[Exercise instructions] Give, as a bare number, the count of lines that contain the word "Porcentaje".

┄┄┄┄┄┄┄┄┄┄

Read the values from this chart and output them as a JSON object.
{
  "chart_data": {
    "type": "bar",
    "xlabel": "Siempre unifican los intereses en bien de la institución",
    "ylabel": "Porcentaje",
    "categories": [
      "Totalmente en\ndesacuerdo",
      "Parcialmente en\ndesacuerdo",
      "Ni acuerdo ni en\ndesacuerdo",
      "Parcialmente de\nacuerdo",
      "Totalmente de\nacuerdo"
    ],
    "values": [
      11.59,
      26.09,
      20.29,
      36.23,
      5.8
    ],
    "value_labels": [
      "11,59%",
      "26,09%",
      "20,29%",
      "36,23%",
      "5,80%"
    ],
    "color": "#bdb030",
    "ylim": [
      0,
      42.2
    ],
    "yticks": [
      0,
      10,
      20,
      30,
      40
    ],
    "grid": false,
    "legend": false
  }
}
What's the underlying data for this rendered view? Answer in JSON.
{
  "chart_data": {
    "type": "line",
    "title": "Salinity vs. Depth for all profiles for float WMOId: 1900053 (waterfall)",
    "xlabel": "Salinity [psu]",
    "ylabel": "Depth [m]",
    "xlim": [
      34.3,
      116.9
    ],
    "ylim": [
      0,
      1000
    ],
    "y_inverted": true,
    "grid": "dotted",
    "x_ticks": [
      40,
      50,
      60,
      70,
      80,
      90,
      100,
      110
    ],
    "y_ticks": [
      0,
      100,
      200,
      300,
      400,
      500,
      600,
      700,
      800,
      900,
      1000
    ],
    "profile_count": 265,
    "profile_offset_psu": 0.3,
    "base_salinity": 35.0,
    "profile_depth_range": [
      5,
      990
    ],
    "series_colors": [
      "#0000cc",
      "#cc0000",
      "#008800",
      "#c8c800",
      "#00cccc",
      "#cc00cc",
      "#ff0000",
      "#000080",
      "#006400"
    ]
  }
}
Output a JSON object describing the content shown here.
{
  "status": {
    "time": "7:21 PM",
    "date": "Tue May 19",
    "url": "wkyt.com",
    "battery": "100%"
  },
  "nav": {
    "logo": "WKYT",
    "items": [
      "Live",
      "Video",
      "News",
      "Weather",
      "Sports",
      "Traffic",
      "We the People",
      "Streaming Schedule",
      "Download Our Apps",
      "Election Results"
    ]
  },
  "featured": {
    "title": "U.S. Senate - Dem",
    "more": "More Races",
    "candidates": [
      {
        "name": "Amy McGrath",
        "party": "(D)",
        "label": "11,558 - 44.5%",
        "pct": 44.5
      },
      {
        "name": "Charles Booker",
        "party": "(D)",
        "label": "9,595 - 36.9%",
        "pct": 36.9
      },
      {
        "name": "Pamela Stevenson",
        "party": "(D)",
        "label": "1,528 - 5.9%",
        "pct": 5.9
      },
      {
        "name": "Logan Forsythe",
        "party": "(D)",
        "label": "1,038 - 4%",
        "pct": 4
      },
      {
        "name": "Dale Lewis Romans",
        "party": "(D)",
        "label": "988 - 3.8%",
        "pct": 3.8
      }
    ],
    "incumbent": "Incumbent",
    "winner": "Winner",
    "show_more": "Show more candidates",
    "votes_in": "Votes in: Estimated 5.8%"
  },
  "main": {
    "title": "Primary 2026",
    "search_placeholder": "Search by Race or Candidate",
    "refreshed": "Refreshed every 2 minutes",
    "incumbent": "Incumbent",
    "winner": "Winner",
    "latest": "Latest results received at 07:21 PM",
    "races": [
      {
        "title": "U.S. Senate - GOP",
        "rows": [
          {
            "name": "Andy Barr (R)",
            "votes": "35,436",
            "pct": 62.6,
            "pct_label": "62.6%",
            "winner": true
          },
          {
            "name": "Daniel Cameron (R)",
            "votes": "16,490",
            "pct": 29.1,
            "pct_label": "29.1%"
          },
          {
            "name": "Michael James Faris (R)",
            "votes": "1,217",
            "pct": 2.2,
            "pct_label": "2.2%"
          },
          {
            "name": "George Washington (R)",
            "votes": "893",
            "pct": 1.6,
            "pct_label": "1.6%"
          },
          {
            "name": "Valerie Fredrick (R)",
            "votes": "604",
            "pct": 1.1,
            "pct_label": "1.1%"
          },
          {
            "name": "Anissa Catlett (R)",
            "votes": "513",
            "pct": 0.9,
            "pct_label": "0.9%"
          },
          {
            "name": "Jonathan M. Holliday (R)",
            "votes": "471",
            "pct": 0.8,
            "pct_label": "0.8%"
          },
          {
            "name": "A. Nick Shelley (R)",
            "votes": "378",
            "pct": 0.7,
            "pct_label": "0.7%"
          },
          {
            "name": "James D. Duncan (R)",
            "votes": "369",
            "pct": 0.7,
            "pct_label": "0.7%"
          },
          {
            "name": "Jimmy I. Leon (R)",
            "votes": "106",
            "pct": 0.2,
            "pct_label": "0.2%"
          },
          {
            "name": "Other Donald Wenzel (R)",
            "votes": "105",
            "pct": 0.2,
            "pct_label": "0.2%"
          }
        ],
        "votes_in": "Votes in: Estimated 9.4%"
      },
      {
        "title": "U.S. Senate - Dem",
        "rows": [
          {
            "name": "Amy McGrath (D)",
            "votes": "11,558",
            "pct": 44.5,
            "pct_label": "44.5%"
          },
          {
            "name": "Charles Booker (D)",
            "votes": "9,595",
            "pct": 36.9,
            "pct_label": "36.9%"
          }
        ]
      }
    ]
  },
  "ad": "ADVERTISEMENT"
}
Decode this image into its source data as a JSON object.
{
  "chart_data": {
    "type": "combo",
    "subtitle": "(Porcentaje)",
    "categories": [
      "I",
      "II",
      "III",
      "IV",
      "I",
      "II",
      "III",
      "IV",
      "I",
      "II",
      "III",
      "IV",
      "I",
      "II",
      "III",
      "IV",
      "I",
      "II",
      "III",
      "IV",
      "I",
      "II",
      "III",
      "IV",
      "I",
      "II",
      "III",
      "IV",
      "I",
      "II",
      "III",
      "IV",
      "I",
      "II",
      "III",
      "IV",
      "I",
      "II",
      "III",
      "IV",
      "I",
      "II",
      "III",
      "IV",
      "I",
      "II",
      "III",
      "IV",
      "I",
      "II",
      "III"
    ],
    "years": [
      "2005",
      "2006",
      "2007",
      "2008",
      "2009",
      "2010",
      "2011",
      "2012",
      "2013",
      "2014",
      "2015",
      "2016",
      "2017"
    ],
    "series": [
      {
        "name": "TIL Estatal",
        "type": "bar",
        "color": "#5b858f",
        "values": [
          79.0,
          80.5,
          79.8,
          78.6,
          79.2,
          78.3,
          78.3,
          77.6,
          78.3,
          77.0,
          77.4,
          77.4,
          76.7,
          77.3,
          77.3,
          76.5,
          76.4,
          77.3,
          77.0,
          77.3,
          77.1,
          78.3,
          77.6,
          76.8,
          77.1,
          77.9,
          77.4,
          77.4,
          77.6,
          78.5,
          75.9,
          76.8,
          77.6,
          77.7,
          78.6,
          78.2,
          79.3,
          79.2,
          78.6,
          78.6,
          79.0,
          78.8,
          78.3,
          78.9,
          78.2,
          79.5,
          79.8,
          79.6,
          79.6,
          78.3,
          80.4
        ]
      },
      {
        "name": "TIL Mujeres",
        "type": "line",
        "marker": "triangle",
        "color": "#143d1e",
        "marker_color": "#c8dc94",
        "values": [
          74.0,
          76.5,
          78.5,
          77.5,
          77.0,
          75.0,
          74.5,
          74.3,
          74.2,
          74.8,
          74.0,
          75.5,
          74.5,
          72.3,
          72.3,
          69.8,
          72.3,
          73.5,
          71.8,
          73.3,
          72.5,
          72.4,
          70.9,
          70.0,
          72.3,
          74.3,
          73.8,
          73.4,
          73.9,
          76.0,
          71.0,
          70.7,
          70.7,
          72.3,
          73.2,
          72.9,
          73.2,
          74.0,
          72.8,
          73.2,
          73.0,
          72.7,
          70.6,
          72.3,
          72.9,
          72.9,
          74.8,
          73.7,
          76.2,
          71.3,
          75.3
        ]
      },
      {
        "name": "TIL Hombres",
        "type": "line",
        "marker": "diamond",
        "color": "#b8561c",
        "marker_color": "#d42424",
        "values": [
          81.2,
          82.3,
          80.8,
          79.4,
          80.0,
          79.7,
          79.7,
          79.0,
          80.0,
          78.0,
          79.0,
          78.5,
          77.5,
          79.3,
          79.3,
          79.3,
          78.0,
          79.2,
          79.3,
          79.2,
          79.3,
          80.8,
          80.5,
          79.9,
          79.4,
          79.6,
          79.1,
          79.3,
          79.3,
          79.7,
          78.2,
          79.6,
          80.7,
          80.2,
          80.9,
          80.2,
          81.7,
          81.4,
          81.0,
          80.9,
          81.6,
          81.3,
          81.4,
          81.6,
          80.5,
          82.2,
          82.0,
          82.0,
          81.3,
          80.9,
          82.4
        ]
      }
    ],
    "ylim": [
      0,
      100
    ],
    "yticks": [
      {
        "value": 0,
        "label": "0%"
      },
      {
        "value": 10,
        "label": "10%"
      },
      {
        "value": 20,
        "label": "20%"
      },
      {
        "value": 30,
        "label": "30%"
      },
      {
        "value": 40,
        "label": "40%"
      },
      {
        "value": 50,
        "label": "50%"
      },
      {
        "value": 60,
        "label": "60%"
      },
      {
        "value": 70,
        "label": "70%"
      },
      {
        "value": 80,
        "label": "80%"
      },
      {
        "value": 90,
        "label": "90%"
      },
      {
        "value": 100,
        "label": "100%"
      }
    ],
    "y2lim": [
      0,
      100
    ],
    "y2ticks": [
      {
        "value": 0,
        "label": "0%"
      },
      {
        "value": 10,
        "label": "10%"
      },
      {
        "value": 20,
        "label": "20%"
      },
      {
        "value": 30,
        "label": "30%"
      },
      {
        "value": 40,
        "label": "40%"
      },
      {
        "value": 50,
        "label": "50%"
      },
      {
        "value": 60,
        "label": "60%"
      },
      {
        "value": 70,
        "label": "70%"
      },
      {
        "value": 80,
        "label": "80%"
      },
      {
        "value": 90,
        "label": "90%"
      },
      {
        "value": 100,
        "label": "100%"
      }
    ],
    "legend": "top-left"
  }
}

┄┄┄┄┄┄┄┄┄┄

[Full solution] 2